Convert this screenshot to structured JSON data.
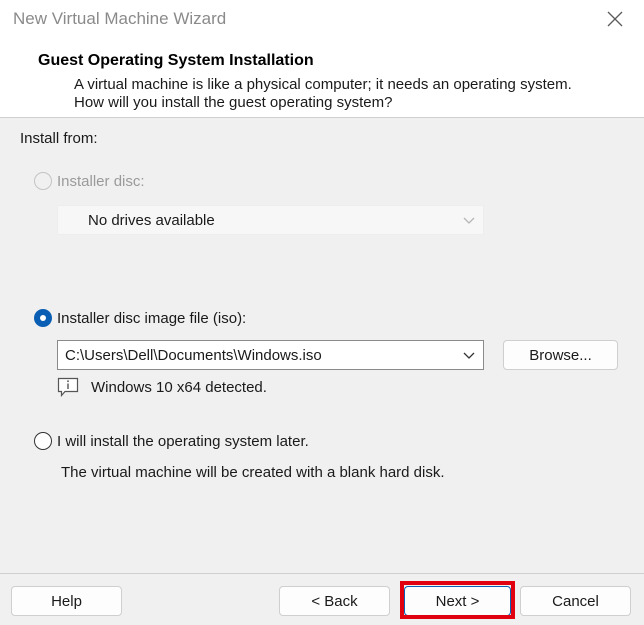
{
  "window": {
    "title": "New Virtual Machine Wizard",
    "close_icon": "close-icon"
  },
  "header": {
    "title": "Guest Operating System Installation",
    "description": "A virtual machine is like a physical computer; it needs an operating system. How will you install the guest operating system?"
  },
  "install_from": {
    "label": "Install from:",
    "options": [
      {
        "label": "Installer disc:",
        "selected": false,
        "enabled": false,
        "dropdown_value": "No drives available"
      },
      {
        "label": "Installer disc image file (iso):",
        "selected": true,
        "enabled": true,
        "path_value": "C:\\Users\\Dell\\Documents\\Windows.iso",
        "browse_label": "Browse...",
        "detected_icon": "info-icon",
        "detected_message": "Windows 10 x64 detected."
      },
      {
        "label": "I will install the operating system later.",
        "selected": false,
        "enabled": true,
        "note": "The virtual machine will be created with a blank hard disk."
      }
    ]
  },
  "footer": {
    "help_label": "Help",
    "back_label": "< Back",
    "next_label": "Next >",
    "cancel_label": "Cancel"
  },
  "colors": {
    "accent": "#0a5fb4",
    "highlight": "#e0000f"
  }
}
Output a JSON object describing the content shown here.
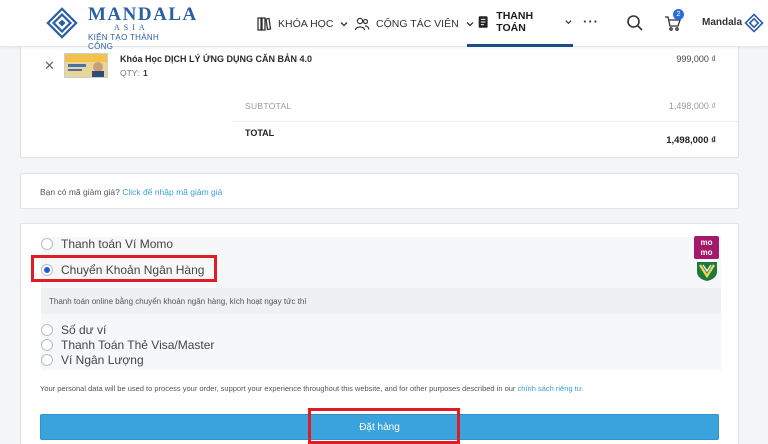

## EXERCISE REQUIREMENTS
Are you able to set down all the lines above exactly, without any pictures?

## RESPONSE TO THE EXERCISE
Convert this screenshot to structured JSON data.
{
  "window": {
    "title": "New Virtual Machine Wizard",
    "close_icon": "close-icon"
  },
  "header": {
    "title": "Guest Operating System Installation",
    "description": "A virtual machine is like a physical computer; it needs an operating system. How will you install the guest operating system?"
  },
  "install_from": {
    "label": "Install from:",
    "options": [
      {
        "label": "Installer disc:",
        "selected": false,
        "enabled": false,
        "dropdown_value": "No drives available"
      },
      {
        "label": "Installer disc image file (iso):",
        "selected": true,
        "enabled": true,
        "path_value": "C:\\Users\\Dell\\Documents\\Windows.iso",
        "browse_label": "Browse...",
        "detected_icon": "info-icon",
        "detected_message": "Windows 10 x64 detected."
      },
      {
        "label": "I will install the operating system later.",
        "selected": false,
        "enabled": true,
        "note": "The virtual machine will be created with a blank hard disk."
      }
    ]
  },
  "footer": {
    "help_label": "Help",
    "back_label": "< Back",
    "next_label": "Next >",
    "cancel_label": "Cancel"
  },
  "colors": {
    "accent": "#0a5fb4",
    "highlight": "#e0000f"
  }
}
Output a JSON object describing the content shown here.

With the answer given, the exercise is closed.